Region annotation records ::
----------------

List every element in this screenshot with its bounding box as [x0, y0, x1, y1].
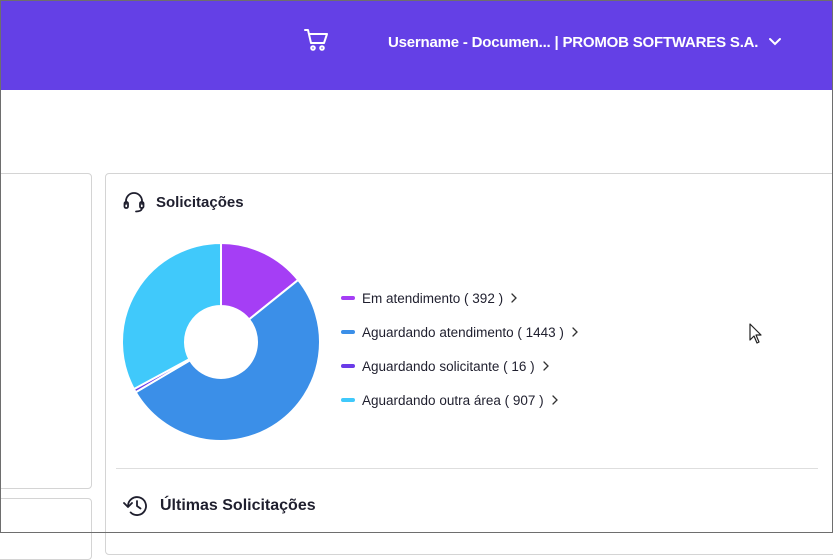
- divider: [116, 468, 818, 469]
- chevron-right-icon: [542, 361, 549, 371]
- solicitacoes-legend: Em atendimento ( 392 ) Aguardando atendim…: [341, 281, 579, 417]
- legend-swatch: [341, 398, 355, 402]
- legend-item[interactable]: Em atendimento ( 392 ): [341, 281, 579, 315]
- solicitacoes-donut-chart: [121, 242, 321, 442]
- headset-icon: [123, 192, 145, 213]
- solicitacoes-title: Solicitações: [156, 193, 244, 211]
- mouse-cursor-icon: [749, 323, 762, 344]
- history-icon: [123, 496, 147, 516]
- chevron-down-icon: [769, 38, 782, 46]
- ultimas-solicitacoes-title: Últimas Solicitações: [160, 497, 316, 514]
- legend-swatch: [341, 330, 355, 334]
- legend-swatch: [341, 296, 355, 300]
- chevron-right-icon: [572, 327, 578, 337]
- account-menu[interactable]: Username - Documen... | PROMOB SOFTWARES…: [388, 31, 782, 53]
- legend-swatch: [341, 364, 355, 368]
- solicitacoes-card: Solicitações Em atendimento ( 392 ) Aguar…: [105, 173, 833, 555]
- legend-label: Aguardando solicitante ( 16 ): [362, 358, 535, 374]
- solicitacoes-header: Solicitações: [122, 190, 244, 214]
- shopping-cart-icon[interactable]: [303, 27, 329, 53]
- top-bar: Username - Documen... | PROMOB SOFTWARES…: [0, 0, 833, 90]
- legend-label: Aguardando atendimento ( 1443 ): [362, 324, 564, 340]
- account-label: Username - Documen... | PROMOB SOFTWARES…: [388, 33, 759, 51]
- chevron-right-icon: [551, 395, 558, 405]
- left-panel-card-lower: [0, 498, 92, 560]
- legend-item[interactable]: Aguardando solicitante ( 16 ): [341, 349, 579, 383]
- legend-item[interactable]: Aguardando outra área ( 907 ): [341, 383, 579, 417]
- chevron-right-icon: [511, 293, 517, 303]
- left-panel-card: [0, 173, 92, 489]
- donut-slice[interactable]: [121, 242, 222, 391]
- legend-label: Aguardando outra área ( 907 ): [362, 392, 544, 408]
- legend-label: Em atendimento ( 392 ): [362, 290, 504, 306]
- ultimas-solicitacoes-header: Últimas Solicitações: [122, 493, 316, 519]
- legend-item[interactable]: Aguardando atendimento ( 1443 ): [341, 315, 579, 349]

----------------

Problem description :: Pull out each line of the items above that contains the string "Últimas".

Solution to the problem ::
- ultimas-solicitacoes-title: Últimas Solicitações: [160, 497, 316, 514]
- ultimas-solicitacoes-header: Últimas Solicitações: [122, 493, 316, 519]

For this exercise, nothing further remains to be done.